# Work instructions:
Copy each line of the data below with the word "přijmou".

====== Data for the task ======

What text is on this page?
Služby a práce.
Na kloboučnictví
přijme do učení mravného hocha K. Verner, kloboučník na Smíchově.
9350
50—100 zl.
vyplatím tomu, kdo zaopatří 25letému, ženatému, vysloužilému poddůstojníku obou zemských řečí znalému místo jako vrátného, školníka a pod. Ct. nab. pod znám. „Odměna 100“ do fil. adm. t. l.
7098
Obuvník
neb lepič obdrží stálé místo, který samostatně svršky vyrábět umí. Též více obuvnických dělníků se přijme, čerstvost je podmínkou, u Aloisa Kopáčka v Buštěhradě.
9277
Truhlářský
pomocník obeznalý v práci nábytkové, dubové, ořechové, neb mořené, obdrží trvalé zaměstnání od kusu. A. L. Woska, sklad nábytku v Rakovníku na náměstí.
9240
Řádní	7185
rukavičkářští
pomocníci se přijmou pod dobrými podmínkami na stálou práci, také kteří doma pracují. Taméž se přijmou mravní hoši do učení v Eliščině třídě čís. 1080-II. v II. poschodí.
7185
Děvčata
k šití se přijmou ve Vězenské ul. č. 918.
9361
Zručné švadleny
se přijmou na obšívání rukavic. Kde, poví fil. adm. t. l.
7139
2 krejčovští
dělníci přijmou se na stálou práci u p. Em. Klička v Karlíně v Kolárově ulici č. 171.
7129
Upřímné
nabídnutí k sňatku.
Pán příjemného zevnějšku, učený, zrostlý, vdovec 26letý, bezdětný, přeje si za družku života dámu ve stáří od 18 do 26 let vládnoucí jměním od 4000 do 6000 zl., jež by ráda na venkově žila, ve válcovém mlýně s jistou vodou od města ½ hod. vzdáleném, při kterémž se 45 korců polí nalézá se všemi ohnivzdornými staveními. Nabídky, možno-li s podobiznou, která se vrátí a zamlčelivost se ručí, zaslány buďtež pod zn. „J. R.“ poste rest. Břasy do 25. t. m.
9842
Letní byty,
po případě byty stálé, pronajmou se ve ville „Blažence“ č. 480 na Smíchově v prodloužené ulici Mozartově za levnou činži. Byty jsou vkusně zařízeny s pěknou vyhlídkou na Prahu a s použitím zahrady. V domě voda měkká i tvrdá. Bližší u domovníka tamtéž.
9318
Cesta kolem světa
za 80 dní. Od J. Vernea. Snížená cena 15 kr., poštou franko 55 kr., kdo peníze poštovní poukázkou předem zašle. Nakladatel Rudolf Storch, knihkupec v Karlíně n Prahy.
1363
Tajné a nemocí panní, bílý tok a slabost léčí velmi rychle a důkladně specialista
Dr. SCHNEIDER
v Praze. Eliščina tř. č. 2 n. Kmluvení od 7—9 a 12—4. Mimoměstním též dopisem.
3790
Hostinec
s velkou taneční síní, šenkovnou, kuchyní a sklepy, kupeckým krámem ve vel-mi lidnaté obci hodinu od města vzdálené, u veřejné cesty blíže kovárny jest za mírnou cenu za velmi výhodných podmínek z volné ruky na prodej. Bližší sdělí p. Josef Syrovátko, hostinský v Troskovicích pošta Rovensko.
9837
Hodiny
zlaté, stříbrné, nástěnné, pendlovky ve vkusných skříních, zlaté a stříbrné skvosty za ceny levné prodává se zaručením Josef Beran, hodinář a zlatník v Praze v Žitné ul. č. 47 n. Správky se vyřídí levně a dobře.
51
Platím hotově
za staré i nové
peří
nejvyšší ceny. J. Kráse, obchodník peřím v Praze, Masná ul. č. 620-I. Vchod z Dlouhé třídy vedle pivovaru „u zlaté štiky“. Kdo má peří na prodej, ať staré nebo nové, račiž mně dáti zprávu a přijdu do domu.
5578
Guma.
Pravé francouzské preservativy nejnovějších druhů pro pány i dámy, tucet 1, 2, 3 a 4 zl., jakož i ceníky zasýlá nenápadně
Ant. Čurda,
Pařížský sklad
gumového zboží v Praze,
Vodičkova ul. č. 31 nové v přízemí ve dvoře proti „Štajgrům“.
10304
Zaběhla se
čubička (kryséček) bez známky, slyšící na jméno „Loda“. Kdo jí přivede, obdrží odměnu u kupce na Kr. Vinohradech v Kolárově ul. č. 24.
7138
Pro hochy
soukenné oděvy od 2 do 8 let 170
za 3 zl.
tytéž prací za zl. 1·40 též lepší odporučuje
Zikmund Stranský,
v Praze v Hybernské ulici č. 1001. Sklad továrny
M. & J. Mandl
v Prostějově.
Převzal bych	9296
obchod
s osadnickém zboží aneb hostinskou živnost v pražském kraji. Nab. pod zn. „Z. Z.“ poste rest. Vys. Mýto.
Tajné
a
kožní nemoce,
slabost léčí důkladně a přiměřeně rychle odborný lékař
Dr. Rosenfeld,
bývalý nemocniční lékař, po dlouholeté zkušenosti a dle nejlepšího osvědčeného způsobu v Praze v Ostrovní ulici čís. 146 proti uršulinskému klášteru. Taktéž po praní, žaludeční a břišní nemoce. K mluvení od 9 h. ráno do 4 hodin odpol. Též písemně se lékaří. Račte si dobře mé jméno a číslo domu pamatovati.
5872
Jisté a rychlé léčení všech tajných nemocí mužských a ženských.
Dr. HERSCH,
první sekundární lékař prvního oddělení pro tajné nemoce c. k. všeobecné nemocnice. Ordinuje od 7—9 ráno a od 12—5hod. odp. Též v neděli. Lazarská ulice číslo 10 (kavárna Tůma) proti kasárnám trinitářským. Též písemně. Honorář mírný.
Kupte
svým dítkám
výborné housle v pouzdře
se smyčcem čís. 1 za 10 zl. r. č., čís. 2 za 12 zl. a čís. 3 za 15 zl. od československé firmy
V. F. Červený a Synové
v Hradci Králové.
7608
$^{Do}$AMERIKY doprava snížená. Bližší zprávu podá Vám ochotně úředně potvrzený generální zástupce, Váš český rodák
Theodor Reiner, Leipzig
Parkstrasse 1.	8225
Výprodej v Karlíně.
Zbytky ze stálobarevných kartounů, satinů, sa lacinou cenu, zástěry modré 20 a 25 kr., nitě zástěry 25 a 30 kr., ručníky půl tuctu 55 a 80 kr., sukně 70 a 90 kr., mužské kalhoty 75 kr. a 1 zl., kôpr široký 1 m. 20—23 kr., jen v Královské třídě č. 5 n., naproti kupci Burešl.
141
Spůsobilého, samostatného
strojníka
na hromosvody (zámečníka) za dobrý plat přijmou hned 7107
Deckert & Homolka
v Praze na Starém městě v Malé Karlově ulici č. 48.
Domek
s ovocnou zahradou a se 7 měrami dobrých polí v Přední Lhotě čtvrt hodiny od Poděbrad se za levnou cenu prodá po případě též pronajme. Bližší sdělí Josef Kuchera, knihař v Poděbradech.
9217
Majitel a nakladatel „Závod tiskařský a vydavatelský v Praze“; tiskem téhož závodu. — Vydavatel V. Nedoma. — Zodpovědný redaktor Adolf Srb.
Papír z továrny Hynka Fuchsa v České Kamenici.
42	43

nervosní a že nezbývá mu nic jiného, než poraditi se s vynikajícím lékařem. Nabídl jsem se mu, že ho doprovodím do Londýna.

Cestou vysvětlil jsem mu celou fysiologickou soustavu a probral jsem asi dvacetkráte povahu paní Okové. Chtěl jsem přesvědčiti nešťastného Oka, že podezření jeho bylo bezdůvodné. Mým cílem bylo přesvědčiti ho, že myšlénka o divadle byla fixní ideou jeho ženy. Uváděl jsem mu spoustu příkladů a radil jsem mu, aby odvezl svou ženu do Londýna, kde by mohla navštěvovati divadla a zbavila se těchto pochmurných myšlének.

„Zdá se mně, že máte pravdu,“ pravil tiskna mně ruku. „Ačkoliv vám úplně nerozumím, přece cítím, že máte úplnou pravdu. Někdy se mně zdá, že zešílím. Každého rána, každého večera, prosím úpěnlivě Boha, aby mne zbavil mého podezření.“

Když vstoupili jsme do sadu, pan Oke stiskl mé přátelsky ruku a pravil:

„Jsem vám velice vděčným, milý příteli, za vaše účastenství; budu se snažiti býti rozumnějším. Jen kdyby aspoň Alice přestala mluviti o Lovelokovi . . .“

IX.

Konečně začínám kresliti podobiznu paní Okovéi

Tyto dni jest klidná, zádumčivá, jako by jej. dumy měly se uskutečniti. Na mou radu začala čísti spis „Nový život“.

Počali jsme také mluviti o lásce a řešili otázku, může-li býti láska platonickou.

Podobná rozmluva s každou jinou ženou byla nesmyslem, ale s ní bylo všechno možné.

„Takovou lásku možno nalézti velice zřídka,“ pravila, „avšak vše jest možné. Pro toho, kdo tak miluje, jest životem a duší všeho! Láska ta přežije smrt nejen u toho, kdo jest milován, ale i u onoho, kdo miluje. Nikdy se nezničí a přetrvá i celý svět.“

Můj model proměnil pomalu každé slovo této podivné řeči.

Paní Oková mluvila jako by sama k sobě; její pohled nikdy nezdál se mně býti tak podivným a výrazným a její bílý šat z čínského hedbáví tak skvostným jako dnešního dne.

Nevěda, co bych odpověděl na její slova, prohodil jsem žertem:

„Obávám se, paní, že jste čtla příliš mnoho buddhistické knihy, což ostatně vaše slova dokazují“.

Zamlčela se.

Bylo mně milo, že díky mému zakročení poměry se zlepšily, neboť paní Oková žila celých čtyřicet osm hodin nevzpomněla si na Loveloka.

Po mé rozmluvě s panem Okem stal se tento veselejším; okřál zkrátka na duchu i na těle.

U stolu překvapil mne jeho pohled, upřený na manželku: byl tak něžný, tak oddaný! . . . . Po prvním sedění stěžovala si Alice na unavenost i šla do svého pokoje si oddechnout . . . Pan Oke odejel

======

# Response below:
pomocníci se přijmou pod dobrými podmínkami na stálou práci, také kteří doma pracují. Taméž se přijmou mravní hoši do učení v Eliščině třídě čís. 1080-II. v II. poschodí.
k šití se přijmou ve Vězenské ul. č. 918.
se přijmou na obšívání rukavic. Kde, poví fil. adm. t. l.
dělníci přijmou se na stálou práci u p. Em. Klička v Karlíně v Kolárově ulici č. 171.
na hromosvody (zámečníka) za dobrý plat přijmou hned 7107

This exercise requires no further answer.